How many lines of the entries below include the word "центра"? Answer with the number alone.

### DATA IN THIS EXERCISE ###

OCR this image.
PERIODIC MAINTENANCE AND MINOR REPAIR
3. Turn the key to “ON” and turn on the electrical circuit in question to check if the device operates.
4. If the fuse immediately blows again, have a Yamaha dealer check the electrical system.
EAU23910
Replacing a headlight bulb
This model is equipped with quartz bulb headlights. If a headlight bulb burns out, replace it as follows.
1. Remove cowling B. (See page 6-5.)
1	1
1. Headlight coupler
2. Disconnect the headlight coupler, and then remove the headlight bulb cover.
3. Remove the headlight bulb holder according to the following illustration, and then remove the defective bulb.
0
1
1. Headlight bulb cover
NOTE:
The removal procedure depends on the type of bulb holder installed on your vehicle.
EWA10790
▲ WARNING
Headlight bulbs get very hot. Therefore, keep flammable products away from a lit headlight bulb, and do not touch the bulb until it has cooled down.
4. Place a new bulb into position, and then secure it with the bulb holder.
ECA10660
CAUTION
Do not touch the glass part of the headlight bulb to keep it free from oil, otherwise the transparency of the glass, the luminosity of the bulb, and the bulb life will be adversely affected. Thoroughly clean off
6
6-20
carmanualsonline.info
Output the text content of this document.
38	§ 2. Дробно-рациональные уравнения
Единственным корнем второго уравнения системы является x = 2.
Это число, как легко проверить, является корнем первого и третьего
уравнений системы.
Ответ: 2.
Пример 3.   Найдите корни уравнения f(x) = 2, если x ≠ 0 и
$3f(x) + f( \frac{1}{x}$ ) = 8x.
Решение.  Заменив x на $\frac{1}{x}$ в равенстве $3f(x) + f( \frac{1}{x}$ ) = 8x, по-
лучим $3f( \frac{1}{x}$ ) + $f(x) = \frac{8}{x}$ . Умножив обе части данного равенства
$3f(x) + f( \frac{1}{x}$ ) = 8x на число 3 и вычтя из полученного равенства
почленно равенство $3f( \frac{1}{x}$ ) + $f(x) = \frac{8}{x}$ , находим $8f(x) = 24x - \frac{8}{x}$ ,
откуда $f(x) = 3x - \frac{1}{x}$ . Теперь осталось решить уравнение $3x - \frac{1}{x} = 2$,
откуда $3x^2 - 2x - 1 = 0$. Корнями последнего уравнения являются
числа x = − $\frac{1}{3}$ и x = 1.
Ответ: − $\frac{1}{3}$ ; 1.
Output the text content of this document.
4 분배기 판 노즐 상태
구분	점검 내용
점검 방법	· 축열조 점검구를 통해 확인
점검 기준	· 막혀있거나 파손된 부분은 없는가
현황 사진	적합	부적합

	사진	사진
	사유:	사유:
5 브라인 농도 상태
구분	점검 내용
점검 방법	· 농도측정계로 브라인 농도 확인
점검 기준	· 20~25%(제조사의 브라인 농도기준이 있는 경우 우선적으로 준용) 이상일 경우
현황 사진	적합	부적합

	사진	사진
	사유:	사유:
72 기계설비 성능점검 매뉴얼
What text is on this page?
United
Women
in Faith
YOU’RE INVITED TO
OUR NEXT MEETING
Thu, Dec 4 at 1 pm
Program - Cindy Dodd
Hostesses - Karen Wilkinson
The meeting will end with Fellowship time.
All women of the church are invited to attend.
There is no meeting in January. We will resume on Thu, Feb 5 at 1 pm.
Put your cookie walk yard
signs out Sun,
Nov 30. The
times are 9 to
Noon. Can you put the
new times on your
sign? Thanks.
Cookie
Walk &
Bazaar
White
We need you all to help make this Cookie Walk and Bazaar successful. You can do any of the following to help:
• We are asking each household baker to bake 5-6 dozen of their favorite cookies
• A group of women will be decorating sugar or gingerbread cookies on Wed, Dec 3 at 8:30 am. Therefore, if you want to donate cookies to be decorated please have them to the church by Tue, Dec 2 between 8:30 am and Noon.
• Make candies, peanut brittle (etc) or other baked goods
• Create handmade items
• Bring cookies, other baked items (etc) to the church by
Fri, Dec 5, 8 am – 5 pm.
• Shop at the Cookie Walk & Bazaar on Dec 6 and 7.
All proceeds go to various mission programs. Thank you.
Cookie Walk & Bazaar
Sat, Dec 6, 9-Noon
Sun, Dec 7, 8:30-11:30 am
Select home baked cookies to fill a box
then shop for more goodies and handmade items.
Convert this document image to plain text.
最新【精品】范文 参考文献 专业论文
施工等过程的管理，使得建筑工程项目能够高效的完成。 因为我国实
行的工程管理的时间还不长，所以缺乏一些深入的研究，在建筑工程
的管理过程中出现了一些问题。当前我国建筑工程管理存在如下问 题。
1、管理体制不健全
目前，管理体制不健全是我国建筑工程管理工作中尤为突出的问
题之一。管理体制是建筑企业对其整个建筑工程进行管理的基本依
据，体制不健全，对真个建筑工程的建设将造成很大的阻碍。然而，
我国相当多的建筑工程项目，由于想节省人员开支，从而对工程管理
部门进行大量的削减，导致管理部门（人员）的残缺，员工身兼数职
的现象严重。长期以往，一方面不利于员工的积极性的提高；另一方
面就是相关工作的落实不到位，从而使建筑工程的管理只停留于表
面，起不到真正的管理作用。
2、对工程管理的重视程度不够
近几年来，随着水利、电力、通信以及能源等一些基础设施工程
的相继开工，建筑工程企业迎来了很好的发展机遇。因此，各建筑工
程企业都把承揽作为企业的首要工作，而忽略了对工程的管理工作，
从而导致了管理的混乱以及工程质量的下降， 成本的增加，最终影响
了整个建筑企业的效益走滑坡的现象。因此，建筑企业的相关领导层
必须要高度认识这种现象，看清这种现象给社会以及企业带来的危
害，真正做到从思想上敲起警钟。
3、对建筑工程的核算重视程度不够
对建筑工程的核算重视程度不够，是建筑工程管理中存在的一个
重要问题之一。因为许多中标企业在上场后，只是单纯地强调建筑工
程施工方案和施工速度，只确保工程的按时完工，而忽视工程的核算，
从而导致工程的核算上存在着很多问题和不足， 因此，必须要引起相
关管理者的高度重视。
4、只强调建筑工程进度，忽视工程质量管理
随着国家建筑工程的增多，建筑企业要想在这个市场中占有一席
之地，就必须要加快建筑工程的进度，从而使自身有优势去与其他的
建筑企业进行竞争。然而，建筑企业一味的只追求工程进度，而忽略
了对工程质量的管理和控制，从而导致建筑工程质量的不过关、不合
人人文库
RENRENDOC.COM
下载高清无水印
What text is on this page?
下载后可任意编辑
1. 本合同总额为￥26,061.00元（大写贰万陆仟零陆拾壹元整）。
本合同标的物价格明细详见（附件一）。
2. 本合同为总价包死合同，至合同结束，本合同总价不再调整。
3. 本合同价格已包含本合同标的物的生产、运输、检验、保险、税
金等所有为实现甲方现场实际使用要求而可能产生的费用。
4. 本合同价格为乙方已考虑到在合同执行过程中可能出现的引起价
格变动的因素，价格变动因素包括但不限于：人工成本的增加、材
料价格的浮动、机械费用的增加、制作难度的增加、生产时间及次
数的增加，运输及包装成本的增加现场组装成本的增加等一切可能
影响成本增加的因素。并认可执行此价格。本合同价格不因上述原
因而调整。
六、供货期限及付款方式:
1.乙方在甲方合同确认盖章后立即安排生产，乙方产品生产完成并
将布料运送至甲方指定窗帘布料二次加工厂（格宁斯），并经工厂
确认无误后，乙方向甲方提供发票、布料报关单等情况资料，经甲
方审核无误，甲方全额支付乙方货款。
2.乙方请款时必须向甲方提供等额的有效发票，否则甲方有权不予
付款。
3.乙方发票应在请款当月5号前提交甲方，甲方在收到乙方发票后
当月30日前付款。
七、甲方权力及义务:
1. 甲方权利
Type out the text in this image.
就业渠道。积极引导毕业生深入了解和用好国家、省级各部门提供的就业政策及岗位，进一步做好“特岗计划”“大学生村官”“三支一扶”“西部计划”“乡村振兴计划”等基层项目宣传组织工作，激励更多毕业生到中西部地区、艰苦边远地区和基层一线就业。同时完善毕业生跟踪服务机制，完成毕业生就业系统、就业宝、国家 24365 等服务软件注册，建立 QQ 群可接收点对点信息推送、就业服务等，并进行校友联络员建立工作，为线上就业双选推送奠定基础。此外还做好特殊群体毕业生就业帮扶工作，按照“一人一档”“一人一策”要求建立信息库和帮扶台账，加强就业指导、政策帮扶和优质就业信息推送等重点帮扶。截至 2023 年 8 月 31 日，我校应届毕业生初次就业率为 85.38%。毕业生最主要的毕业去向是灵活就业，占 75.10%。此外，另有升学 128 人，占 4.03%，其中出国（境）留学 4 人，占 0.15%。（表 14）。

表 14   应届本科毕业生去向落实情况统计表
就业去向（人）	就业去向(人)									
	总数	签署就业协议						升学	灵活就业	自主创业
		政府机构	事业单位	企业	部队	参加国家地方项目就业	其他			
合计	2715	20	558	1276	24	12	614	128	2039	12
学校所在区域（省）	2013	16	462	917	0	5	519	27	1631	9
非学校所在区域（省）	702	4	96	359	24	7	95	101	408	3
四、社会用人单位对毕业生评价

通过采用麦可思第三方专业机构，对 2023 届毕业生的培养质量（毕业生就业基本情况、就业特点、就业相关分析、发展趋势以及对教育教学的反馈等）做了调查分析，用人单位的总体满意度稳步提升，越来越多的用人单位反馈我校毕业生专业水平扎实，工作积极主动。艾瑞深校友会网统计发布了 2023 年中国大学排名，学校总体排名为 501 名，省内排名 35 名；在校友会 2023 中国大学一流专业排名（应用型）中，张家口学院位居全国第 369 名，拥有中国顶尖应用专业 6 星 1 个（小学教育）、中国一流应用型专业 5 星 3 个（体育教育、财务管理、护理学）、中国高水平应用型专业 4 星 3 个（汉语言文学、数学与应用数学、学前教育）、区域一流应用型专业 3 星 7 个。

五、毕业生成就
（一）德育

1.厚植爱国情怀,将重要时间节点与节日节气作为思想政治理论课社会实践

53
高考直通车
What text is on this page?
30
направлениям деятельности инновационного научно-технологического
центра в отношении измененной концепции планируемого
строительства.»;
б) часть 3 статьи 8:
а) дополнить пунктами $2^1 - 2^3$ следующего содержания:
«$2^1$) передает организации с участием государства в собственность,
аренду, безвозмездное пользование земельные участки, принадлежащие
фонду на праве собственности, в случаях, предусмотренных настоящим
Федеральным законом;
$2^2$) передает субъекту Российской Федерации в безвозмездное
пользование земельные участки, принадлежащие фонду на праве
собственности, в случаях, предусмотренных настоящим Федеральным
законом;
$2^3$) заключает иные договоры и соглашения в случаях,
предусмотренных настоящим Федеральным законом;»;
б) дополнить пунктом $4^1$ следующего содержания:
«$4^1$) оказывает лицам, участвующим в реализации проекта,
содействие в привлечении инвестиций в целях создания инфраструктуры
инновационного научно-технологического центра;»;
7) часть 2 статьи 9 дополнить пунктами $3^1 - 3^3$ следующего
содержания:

###

## RESULT
2